BEGIN DATA TO PROCESS

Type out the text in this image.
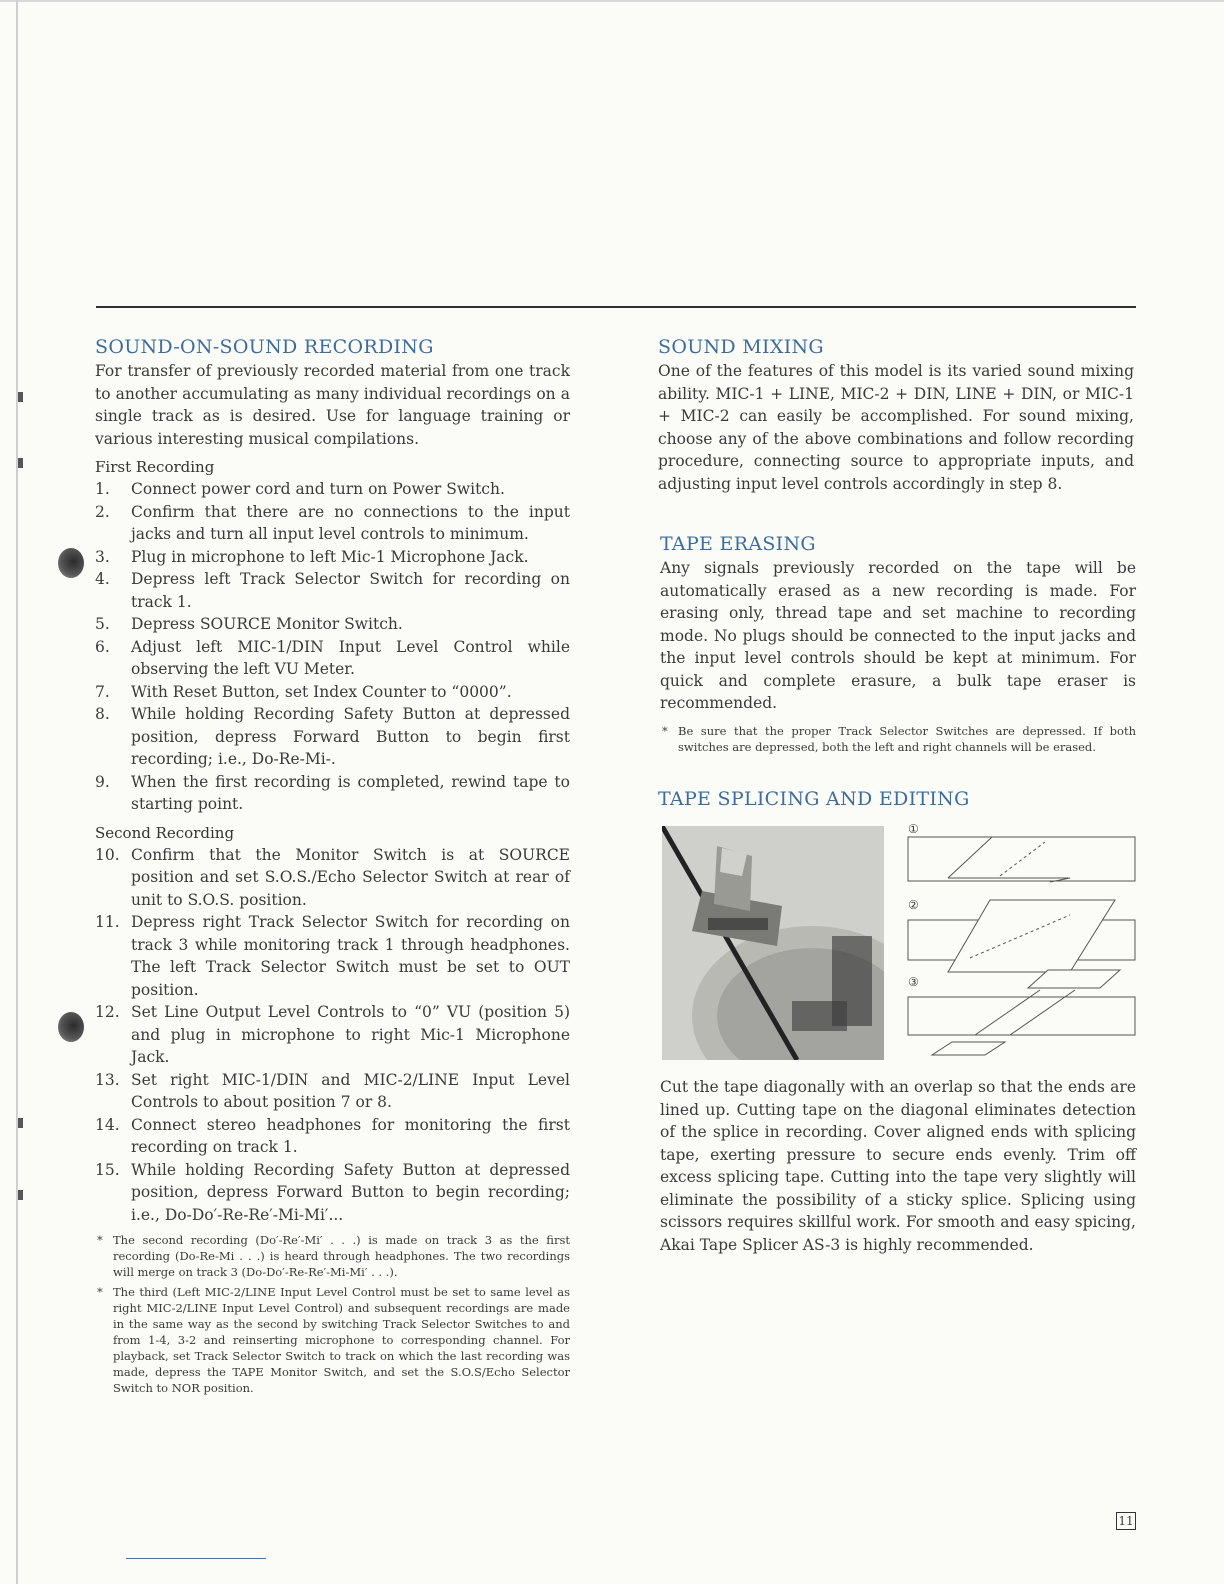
SOUND-ON-SOUND RECORDING

For transfer of previously recorded material from one track to another accumulating as many individual recordings on a single track as is desired. Use for language training or various interesting musical compilations.

First Recording
1. Connect power cord and turn on Power Switch.
2. Confirm that there are no connections to the input jacks and turn all input level controls to minimum.
3. Plug in microphone to left Mic-1 Microphone Jack.
4. Depress left Track Selector Switch for recording on track 1.
5. Depress SOURCE Monitor Switch.
6. Adjust left MIC-1/DIN Input Level Control while observing the left VU Meter.
7. With Reset Button, set Index Counter to “0000”.
8. While holding Recording Safety Button at depressed position, depress Forward Button to begin first recording; i.e., Do-Re-Mi-.
9. When the first recording is completed, rewind tape to starting point.
Second Recording
10. Confirm that the Monitor Switch is at SOURCE position and set S.O.S./Echo Selector Switch at rear of unit to S.O.S. position.
11. Depress right Track Selector Switch for recording on track 3 while monitoring track 1 through headphones. The left Track Selector Switch must be set to OUT position.
12. Set Line Output Level Controls to “0” VU (position 5) and plug in microphone to right Mic-1 Microphone Jack.
13. Set right MIC-1/DIN and MIC-2/LINE Input Level Controls to about position 7 or 8.
14. Connect stereo headphones for monitoring the first recording on track 1.
15. While holding Recording Safety Button at depressed position, depress Forward Button to begin recording; i.e., Do-Do′-Re-Re′-Mi-Mi′...
* The second recording (Do′-Re′-Mi′ . . .) is made on track 3 as the first recording (Do-Re-Mi . . .) is heard through headphones. The two recordings will merge on track 3 (Do-Do′-Re-Re′-Mi-Mi′ . . .).
* The third (Left MIC-2/LINE Input Level Control must be set to same level as right MIC-2/LINE Input Level Control) and subsequent recordings are made in the same way as the second by switching Track Selector Switches to and from 1-4, 3-2 and reinserting microphone to corresponding channel. For playback, set Track Selector Switch to track on which the last recording was made, depress the TAPE Monitor Switch, and set the S.O.S/Echo Selector Switch to NOR position.
SOUND MIXING

One of the features of this model is its varied sound mixing ability. MIC-1 + LINE, MIC-2 + DIN, LINE + DIN, or MIC-1 + MIC-2 can easily be accomplished. For sound mixing, choose any of the above combinations and follow recording procedure, connecting source to appropriate inputs, and adjusting input level controls accordingly in step 8.

TAPE ERASING

Any signals previously recorded on the tape will be automatically erased as a new recording is made. For erasing only, thread tape and set machine to recording mode. No plugs should be connected to the input jacks and the input level controls should be kept at minimum. For quick and complete erasure, a bulk tape eraser is recommended.

* Be sure that the proper Track Selector Switches are depressed. If both switches are depressed, both the left and right channels will be erased.
TAPE SPLICING AND EDITING
①
②
③

Cut the tape diagonally with an overlap so that the ends are lined up. Cutting tape on the diagonal eliminates detection of the splice in recording. Cover aligned ends with splicing tape, exerting pressure to secure ends evenly. Trim off excess splicing tape. Cutting into the tape very slightly will eliminate the possibility of a sticky splice. Splicing using scissors requires skillful work. For smooth and easy spicing, Akai Tape Splicer AS-3 is highly recommended.

11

END DATA TO PROCESS

_SET PROBLEM_
Search the listing for the word "recorded" and return each line that holds it.

_COMPLETED EXERCISE_
For transfer of previously recorded material from one track to another accumulating as many individual recordings on a single track as is desired. Use for language training or various interesting musical compilations.
Any signals previously recorded on the tape will be automatically erased as a new recording is made. For erasing only, thread tape and set machine to recording mode. No plugs should be connected to the input jacks and the input level controls should be kept at minimum. For quick and complete erasure, a bulk tape eraser is recommended.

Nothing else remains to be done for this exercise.